■ Problem details ■
Copy every line of the records below that holds the word "JSON".

[Dataset entries on figures]
▼▼▼
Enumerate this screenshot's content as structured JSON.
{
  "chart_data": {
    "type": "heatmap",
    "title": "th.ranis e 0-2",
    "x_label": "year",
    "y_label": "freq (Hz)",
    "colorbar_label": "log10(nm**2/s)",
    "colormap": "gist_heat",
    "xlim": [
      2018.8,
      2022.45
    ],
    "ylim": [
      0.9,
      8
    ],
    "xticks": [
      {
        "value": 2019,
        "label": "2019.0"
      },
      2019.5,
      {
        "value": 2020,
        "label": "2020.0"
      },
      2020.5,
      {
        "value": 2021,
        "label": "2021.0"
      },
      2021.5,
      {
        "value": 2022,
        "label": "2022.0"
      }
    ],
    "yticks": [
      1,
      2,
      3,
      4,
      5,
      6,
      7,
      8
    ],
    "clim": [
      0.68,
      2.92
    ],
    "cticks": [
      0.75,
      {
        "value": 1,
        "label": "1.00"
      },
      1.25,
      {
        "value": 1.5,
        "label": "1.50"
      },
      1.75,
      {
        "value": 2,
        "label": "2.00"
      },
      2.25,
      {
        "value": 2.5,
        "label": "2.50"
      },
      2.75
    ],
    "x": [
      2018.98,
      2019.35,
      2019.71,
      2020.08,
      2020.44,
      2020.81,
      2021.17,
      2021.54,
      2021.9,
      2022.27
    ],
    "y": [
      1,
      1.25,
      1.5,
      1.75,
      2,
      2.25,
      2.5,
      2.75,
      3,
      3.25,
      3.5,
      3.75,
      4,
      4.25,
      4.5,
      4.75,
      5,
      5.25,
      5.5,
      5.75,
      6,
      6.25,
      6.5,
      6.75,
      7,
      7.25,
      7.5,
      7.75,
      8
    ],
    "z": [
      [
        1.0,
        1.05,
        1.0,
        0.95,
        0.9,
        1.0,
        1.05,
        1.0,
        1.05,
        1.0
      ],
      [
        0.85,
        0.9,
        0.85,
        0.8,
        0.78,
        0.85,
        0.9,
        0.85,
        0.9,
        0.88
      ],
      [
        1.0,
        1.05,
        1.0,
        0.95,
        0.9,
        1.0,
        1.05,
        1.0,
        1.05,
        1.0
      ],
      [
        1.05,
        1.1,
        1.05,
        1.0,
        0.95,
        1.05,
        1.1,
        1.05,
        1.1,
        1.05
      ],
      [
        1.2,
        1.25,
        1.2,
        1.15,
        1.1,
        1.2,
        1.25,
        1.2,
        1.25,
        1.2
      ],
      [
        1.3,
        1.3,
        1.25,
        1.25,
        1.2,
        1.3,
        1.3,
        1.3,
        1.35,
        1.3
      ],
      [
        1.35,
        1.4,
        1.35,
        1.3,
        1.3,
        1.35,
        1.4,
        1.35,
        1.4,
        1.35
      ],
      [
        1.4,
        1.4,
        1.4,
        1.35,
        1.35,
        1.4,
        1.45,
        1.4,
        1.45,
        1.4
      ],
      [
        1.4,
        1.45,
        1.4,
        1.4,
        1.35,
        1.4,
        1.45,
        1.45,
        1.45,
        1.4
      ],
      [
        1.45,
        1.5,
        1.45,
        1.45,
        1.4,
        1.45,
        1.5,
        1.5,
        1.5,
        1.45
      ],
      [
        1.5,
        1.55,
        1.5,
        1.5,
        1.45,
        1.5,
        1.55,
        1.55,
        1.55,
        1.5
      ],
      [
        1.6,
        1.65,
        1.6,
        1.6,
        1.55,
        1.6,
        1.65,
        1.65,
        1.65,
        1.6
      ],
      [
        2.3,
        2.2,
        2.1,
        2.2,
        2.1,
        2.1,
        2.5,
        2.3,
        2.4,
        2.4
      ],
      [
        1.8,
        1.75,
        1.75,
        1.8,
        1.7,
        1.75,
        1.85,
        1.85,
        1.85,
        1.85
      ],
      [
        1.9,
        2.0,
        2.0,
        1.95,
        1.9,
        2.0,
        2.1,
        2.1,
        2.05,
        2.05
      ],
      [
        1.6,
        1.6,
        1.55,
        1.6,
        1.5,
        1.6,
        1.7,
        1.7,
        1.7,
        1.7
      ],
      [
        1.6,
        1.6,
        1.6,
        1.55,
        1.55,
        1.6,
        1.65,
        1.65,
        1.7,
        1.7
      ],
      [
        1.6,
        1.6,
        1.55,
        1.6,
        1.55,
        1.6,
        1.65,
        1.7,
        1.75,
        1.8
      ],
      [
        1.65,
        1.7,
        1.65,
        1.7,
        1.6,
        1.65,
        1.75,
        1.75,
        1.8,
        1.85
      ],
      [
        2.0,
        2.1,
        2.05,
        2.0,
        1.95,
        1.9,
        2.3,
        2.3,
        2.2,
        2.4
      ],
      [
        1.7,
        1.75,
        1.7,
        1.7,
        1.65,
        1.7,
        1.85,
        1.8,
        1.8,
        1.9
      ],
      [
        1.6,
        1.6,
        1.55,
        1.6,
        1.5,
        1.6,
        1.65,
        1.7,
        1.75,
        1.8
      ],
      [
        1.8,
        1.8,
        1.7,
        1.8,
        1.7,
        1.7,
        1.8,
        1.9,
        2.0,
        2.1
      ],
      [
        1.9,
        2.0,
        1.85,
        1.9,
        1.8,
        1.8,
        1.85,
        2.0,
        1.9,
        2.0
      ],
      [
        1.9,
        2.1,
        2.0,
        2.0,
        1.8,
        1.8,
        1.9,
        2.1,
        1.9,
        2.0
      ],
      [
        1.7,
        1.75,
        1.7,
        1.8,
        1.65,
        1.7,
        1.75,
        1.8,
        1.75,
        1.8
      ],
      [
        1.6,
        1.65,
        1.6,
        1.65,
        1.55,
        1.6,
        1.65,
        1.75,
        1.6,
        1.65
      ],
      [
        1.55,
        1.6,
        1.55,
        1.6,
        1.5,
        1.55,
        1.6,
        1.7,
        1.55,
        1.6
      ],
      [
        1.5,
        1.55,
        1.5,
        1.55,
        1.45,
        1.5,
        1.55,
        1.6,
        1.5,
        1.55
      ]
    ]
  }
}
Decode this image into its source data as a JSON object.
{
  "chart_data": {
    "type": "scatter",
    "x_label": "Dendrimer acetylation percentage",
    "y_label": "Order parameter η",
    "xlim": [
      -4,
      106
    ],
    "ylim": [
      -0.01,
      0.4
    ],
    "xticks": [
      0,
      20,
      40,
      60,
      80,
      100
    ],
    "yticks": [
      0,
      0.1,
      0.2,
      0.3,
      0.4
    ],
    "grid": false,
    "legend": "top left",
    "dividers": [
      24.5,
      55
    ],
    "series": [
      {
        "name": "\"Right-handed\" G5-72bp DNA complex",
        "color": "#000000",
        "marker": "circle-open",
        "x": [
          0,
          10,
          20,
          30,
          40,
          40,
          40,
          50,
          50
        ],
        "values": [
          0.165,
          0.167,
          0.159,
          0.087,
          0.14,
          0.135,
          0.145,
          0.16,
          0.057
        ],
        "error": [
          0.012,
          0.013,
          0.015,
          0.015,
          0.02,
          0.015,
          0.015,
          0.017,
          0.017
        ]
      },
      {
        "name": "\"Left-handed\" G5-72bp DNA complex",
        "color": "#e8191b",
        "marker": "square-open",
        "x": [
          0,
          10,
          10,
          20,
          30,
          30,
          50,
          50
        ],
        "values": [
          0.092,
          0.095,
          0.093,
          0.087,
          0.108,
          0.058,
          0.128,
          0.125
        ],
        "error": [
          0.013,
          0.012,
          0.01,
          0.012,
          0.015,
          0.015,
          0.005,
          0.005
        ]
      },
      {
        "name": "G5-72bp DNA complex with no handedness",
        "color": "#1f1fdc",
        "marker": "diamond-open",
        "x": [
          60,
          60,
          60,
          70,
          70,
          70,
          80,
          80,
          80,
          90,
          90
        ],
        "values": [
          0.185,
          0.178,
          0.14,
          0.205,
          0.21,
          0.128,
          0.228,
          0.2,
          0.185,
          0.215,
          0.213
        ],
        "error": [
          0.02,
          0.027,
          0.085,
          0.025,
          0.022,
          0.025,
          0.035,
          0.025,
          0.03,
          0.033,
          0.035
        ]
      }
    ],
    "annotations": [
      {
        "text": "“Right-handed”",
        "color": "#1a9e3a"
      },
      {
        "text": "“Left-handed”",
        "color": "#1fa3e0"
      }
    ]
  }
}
▲▲▲
■ Answer for the task ■
Enumerate this screenshot's content as structured JSON.
Decode this image into its source data as a JSON object.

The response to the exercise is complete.